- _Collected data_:
►

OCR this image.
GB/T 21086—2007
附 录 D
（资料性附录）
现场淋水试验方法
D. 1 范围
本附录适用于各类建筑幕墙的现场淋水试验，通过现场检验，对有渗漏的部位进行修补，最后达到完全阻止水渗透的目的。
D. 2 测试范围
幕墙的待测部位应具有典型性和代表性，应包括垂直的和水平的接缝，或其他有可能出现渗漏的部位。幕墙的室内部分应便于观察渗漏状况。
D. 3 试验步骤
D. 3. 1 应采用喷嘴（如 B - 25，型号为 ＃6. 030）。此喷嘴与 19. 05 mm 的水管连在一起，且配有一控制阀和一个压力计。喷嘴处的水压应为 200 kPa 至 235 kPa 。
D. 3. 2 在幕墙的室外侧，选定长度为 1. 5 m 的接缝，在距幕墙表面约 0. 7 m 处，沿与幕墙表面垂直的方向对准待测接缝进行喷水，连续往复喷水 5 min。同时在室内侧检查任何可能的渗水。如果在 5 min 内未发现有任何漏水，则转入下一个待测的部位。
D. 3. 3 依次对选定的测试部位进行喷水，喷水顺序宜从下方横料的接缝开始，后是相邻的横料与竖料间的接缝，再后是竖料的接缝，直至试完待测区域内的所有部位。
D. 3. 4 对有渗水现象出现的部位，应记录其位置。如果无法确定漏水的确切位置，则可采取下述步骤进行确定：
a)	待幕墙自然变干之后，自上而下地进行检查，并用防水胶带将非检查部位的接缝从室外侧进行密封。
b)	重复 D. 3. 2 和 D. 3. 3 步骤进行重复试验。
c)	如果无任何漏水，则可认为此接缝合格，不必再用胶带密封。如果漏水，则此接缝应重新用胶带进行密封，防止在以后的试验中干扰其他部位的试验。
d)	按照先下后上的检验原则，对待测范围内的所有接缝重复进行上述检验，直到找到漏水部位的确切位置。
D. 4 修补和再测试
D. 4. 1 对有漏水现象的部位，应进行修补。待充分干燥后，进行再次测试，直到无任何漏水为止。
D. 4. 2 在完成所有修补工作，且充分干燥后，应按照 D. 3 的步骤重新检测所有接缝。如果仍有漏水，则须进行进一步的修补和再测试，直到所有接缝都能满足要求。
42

◄

- _Your instructions_: Take the listing above and write it out again exactly.

- _Solution to this problem_:
OCR this image.
GB/T 21086—2007
附 录 D
（资料性附录）
现场淋水试验方法
D. 1 范围
本附录适用于各类建筑幕墙的现场淋水试验，通过现场检验，对有渗漏的部位进行修补，最后达到完全阻止水渗透的目的。
D. 2 测试范围
幕墙的待测部位应具有典型性和代表性，应包括垂直的和水平的接缝，或其他有可能出现渗漏的部位。幕墙的室内部分应便于观察渗漏状况。
D. 3 试验步骤
D. 3. 1 应采用喷嘴（如 B - 25，型号为 ＃6. 030）。此喷嘴与 19. 05 mm 的水管连在一起，且配有一控制阀和一个压力计。喷嘴处的水压应为 200 kPa 至 235 kPa 。
D. 3. 2 在幕墙的室外侧，选定长度为 1. 5 m 的接缝，在距幕墙表面约 0. 7 m 处，沿与幕墙表面垂直的方向对准待测接缝进行喷水，连续往复喷水 5 min。同时在室内侧检查任何可能的渗水。如果在 5 min 内未发现有任何漏水，则转入下一个待测的部位。
D. 3. 3 依次对选定的测试部位进行喷水，喷水顺序宜从下方横料的接缝开始，后是相邻的横料与竖料间的接缝，再后是竖料的接缝，直至试完待测区域内的所有部位。
D. 3. 4 对有渗水现象出现的部位，应记录其位置。如果无法确定漏水的确切位置，则可采取下述步骤进行确定：
a)	待幕墙自然变干之后，自上而下地进行检查，并用防水胶带将非检查部位的接缝从室外侧进行密封。
b)	重复 D. 3. 2 和 D. 3. 3 步骤进行重复试验。
c)	如果无任何漏水，则可认为此接缝合格，不必再用胶带密封。如果漏水，则此接缝应重新用胶带进行密封，防止在以后的试验中干扰其他部位的试验。
d)	按照先下后上的检验原则，对待测范围内的所有接缝重复进行上述检验，直到找到漏水部位的确切位置。
D. 4 修补和再测试
D. 4. 1 对有漏水现象的部位，应进行修补。待充分干燥后，进行再次测试，直到无任何漏水为止。
D. 4. 2 在完成所有修补工作，且充分干燥后，应按照 D. 3 的步骤重新检测所有接缝。如果仍有漏水，则须进行进一步的修补和再测试，直到所有接缝都能满足要求。
42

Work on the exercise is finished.